**What you need to do**
Take each line that has the word "title" and return it.

**Source material**

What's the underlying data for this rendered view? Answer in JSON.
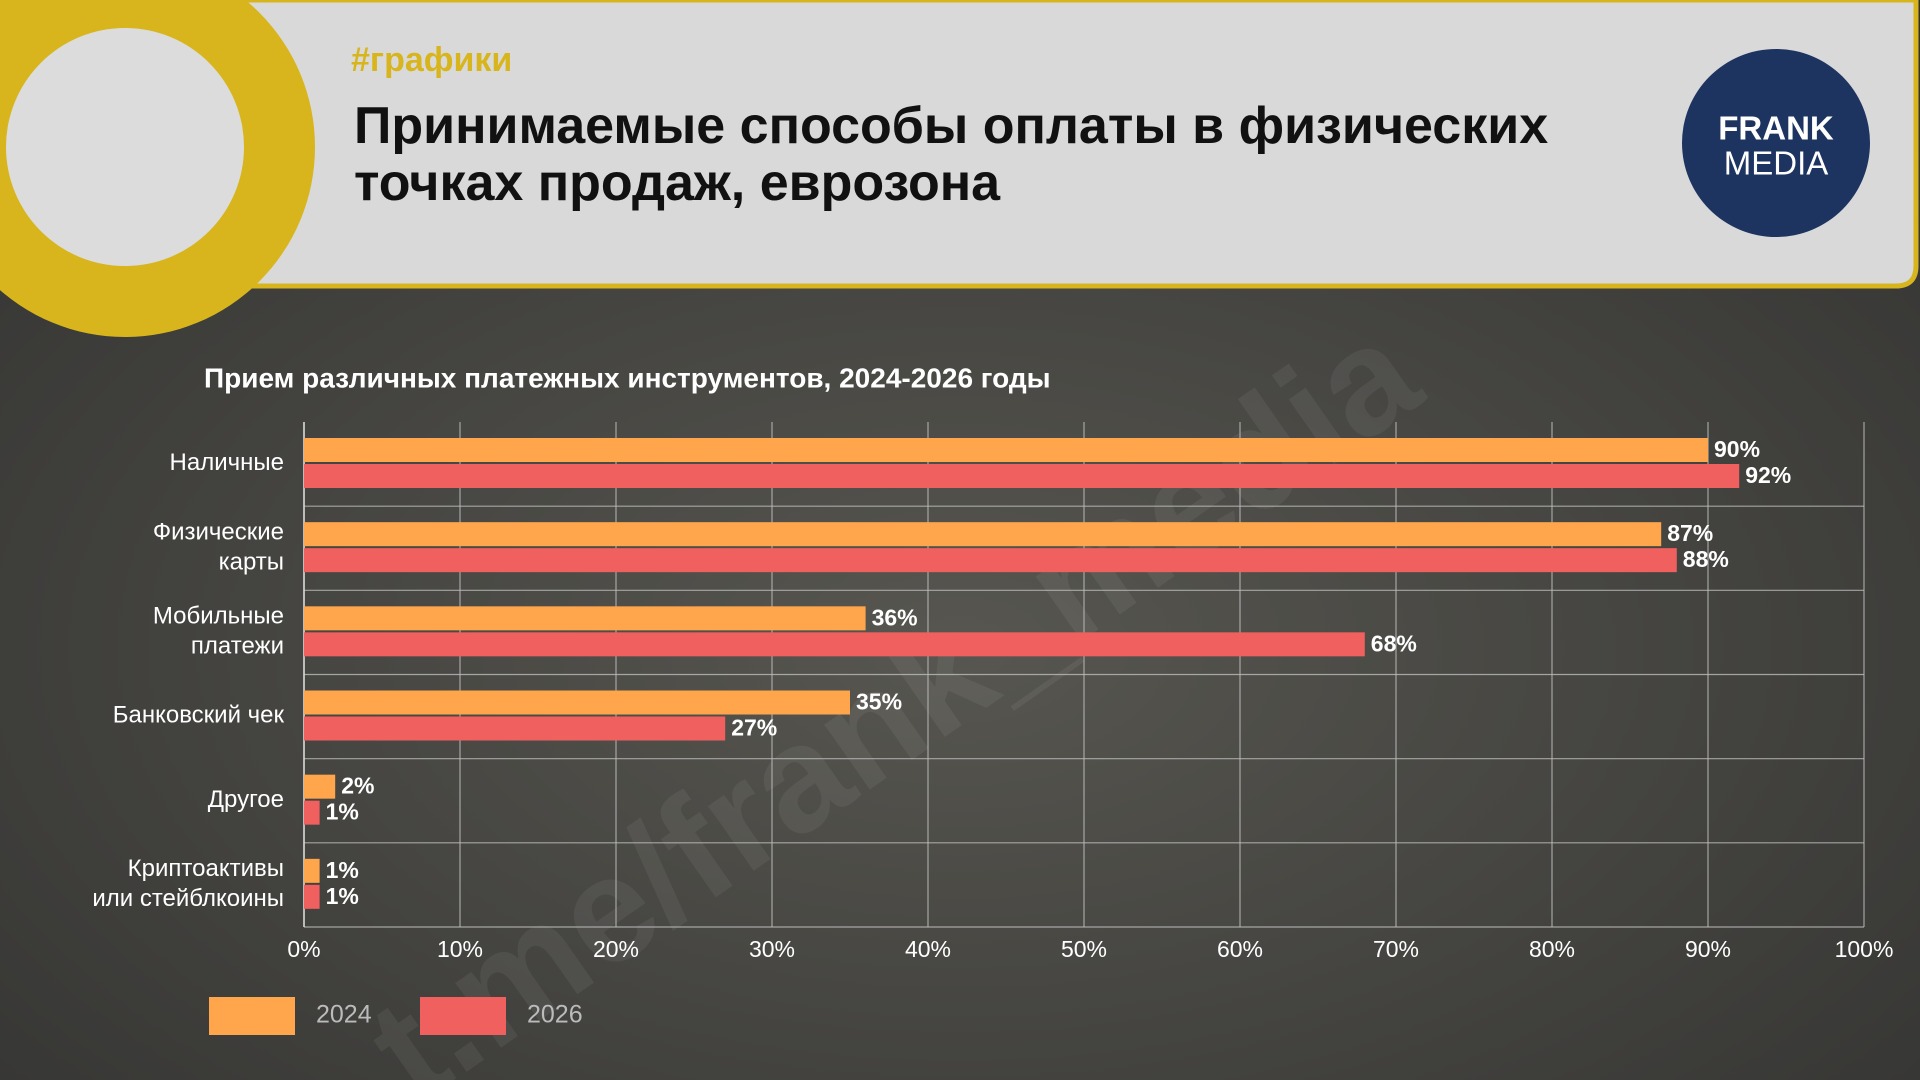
{
  "header": {
    "tag": "#графики",
    "title": "Принимаемые способы оплаты в физических\nточках продаж, еврозона",
    "logo": [
      "FRANK",
      "MEDIA"
    ]
  },
  "watermark": "t.me/frank_media",
  "chart_data": {
    "type": "hbar",
    "title": "Прием различных платежных инструментов, 2024-2026 годы",
    "categories": [
      "Наличные",
      "Физические\nкарты",
      "Мобильные\nплатежи",
      "Банковский чек",
      "Другое",
      "Криптоактивы\nили стейблкоины"
    ],
    "series": [
      {
        "name": "2024",
        "color": "#ffa64d",
        "values": [
          90,
          87,
          36,
          35,
          2,
          1
        ],
        "value_labels": [
          "90%",
          "87%",
          "36%",
          "35%",
          "2%",
          "1%"
        ]
      },
      {
        "name": "2026",
        "color": "#f0605e",
        "values": [
          92,
          88,
          68,
          27,
          1,
          1
        ],
        "value_labels": [
          "92%",
          "88%",
          "68%",
          "27%",
          "1%",
          "1%"
        ]
      }
    ],
    "xlim": [
      0,
      100
    ],
    "xticks": [
      {
        "value": 0,
        "label": "0%"
      },
      {
        "value": 10,
        "label": "10%"
      },
      {
        "value": 20,
        "label": "20%"
      },
      {
        "value": 30,
        "label": "30%"
      },
      {
        "value": 40,
        "label": "40%"
      },
      {
        "value": 50,
        "label": "50%"
      },
      {
        "value": 60,
        "label": "60%"
      },
      {
        "value": 70,
        "label": "70%"
      },
      {
        "value": 80,
        "label": "80%"
      },
      {
        "value": 90,
        "label": "90%"
      },
      {
        "value": 100,
        "label": "100%"
      }
    ],
    "grid": true
  }
}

**Full answer**
    "title": "Принимаемые способы оплаты в физических\nточках продаж, еврозона",
    "title": "Прием различных платежных инструментов, 2024-2026 годы",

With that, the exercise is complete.